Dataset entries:
** start **

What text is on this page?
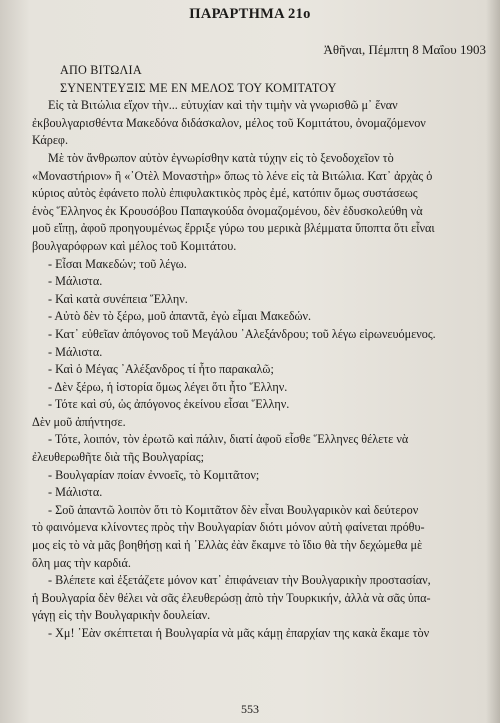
ΠΑΡΑΡΤΗΜΑ 21ο
Ἀθῆναι, Πέμπτη 8 Μαΐου 1903
ΑΠΟ ΒΙΤΩΛΙΑ
ΣΥΝΕΝΤΕΥΞΙΣ ΜΕ ΕΝ ΜΕΛΟΣ ΤΟΥ ΚΟΜΙΤΑΤΟΥ
Εἰς τὰ Βιτώλια εἴχον τὴν... εὐτυχίαν καὶ τὴν τιμὴν νὰ γνωρισθῶ μ᾽ ἕναν
ἐκβουλγαρισθέντα Μακεδόνα διδάσκαλον, μέλος τοῦ Κομιτάτου, ὀνομαζόμενον
Κάρεφ.
Μὲ τὸν ἄνθρωπον αὐτὸν ἐγνωρίσθην κατὰ τύχην εἰς τὸ ξενοδοχεῖον τὸ
«Μοναστήριον» ἢ «᾽Οτὲλ Μοναστὴρ» ὅπως τὸ λένε εἰς τὰ Βιτώλια. Κατ᾽ ἀρχὰς ὁ
κύριος αὐτὸς ἐφάνετο πολὺ ἐπιφυλακτικὸς πρὸς ἐμέ, κατόπιν ὅμως συστάσεως
ἑνὸς Ἕλληνος ἐκ Κρουσόβου Παπαγκούδα ὀνομαζομένου, δὲν ἐδυσκολεύθη νὰ
μοῦ εἴπῃ, ἀφοῦ προηγουμένως ἔρριξε γύρω του μερικὰ βλέμματα ὕποπτα ὅτι εἶναι
βουλγαρόφρων καὶ μέλος τοῦ Κομιτάτου.
- Εἶσαι Μακεδών; τοῦ λέγω.
- Μάλιστα.
- Καὶ κατὰ συνέπεια Ἕλλην.
- Αὐτὸ δὲν τὸ ξέρω, μοῦ ἀπαντᾶ, ἐγὼ εἶμαι Μακεδών.
- Κατ᾽ εὐθεῖαν ἀπόγονος τοῦ Μεγάλου ᾽Αλεξάνδρου; τοῦ λέγω εἰρωνευόμενος.
- Μάλιστα.
- Καὶ ὁ Μέγας ᾽Αλέξανδρος τί ἦτο παρακαλῶ;
- Δὲν ξέρω, ἡ ἱστορία ὅμως λέγει ὅτι ἦτο Ἕλλην.
- Τότε καὶ σύ, ὡς ἀπόγονος ἐκείνου εἶσαι Ἕλλην.
Δὲν μοῦ ἀπήντησε.
- Τότε, λοιπόν, τὸν ἐρωτῶ καὶ πάλιν, διατί ἀφοῦ εἶσθε Ἕλληνες θέλετε νὰ
ἐλευθερωθῆτε διὰ τῆς Βουλγαρίας;
- Βουλγαρίαν ποίαν ἐννοεῖς, τὸ Κομιτᾶτον;
- Μάλιστα.
- Σοῦ ἀπαντῶ λοιπὸν ὅτι τὸ Κομιτᾶτον δὲν εἶναι Βουλγαρικὸν καὶ δεύτερον
τὸ φαινόμενα κλίνοντες πρὸς τὴν Βουλγαρίαν διότι μόνον αὐτὴ φαίνεται πρόθυ-
μος εἰς τὸ νὰ μᾶς βοηθήσῃ καὶ ἡ ᾽Ελλὰς ἐὰν ἔκαμνε τὸ ἴδιο θὰ τὴν δεχώμεθα μὲ
ὅλη μας τὴν καρδιά.
- Βλέπετε καὶ ἐξετάζετε μόνον κατ᾽ ἐπιφάνειαν τὴν Βουλγαρικὴν προστασίαν,
ἡ Βουλγαρία δὲν θέλει νὰ σᾶς ἐλευθερώσῃ ἀπὸ τὴν Τουρκικήν, ἀλλὰ νὰ σᾶς ὑπα-
γάγῃ εἰς τὴν Βουλγαρικὴν δουλείαν.
- Χμ! ᾽Εὰν σκέπτεται ἡ Βουλγαρία νὰ μᾶς κάμῃ ἐπαρχίαν της κακὰ ἔκαμε τὸν
553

** end **

## Problem statement
In the listing above, find each line with the word "ξέρω" and copy it.

## Exercise output
- Αὐτὸ δὲν τὸ ξέρω, μοῦ ἀπαντᾶ, ἐγὼ εἶμαι Μακεδών.
- Δὲν ξέρω, ἡ ἱστορία ὅμως λέγει ὅτι ἦτο Ἕλλην.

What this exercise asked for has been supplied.